WHAT THE TASK REQUIRES
Write out each record below exactly as it appears, with no pictures.

Recorded data
-- BEGIN --
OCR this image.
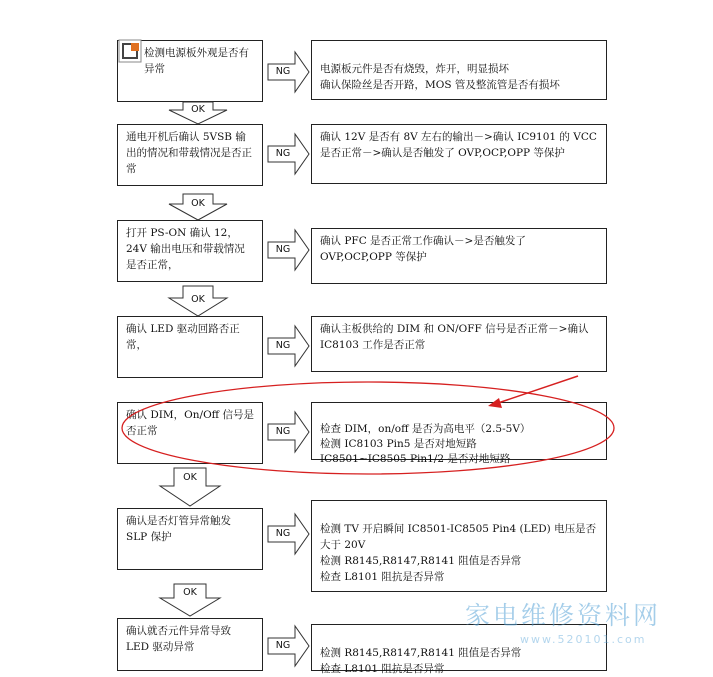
检测电源板外观是否有异常
通电开机后确认 5VSB 输出的情况和带载情况是否正常
打开 PS-ON 确认 12，24V 输出电压和带载情况是否正常，
确认 LED 驱动回路否正常，
确认 DIM，On/Off 信号是否正常
确认是否灯管异常触发 SLP 保护
确认就否元件异常导致 LED 驱动异常

电源板元件是否有烧毁，炸开，明显损坏
确认保险丝是否开路，MOS 管及整流管是否有损坏

确认 12V 是否有 8V 左右的输出－>确认 IC9101 的 VCC 是否正常－>确认是否触发了 OVP,OCP,OPP 等保护
确认 PFC 是否正常工作确认－>是否触发了 OVP,OCP,OPP 等保护
确认主板供给的 DIM 和 ON/OFF 信号是否正常－>确认 IC8103 工作是否正常

检查 DIM，on/off 是否为高电平（2.5-5V）
检测 IC8103 Pin5 是否对地短路
IC8501~IC8505 Pin1/2 是否对地短路

检测 TV 开启瞬间 IC8501-IC8505 Pin4 (LED) 电压是否大于 20V
检测 R8145,R8147,R8141 阻值是否异常
检查 L8101 阻抗是否异常

检测 R8145,R8147,R8141 阻值是否异常
检查 L8101 阻抗是否异常

OK
OK
OK
OK
OK
NG
NG
NG
NG
NG
NG
NG
家电维修资料网
www.520101.com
-- END --
COMPLETE OUTPUT
OCR this image.
检测电源板外观是否有异常
通电开机后确认 5VSB 输出的情况和带载情况是否正常
打开 PS-ON 确认 12，24V 输出电压和带载情况是否正常，
确认 LED 驱动回路否正常，
确认 DIM，On/Off 信号是否正常
确认是否灯管异常触发 SLP 保护
确认就否元件异常导致 LED 驱动异常

电源板元件是否有烧毁，炸开，明显损坏
确认保险丝是否开路，MOS 管及整流管是否有损坏

确认 12V 是否有 8V 左右的输出－>确认 IC9101 的 VCC 是否正常－>确认是否触发了 OVP,OCP,OPP 等保护
确认 PFC 是否正常工作确认－>是否触发了 OVP,OCP,OPP 等保护
确认主板供给的 DIM 和 ON/OFF 信号是否正常－>确认 IC8103 工作是否正常

检查 DIM，on/off 是否为高电平（2.5-5V）
检测 IC8103 Pin5 是否对地短路
IC8501~IC8505 Pin1/2 是否对地短路

检测 TV 开启瞬间 IC8501-IC8505 Pin4 (LED) 电压是否大于 20V
检测 R8145,R8147,R8141 阻值是否异常
检查 L8101 阻抗是否异常

检测 R8145,R8147,R8141 阻值是否异常
检查 L8101 阻抗是否异常

OK
OK
OK
OK
OK
NG
NG
NG
NG
NG
NG
NG
家电维修资料网
www.520101.com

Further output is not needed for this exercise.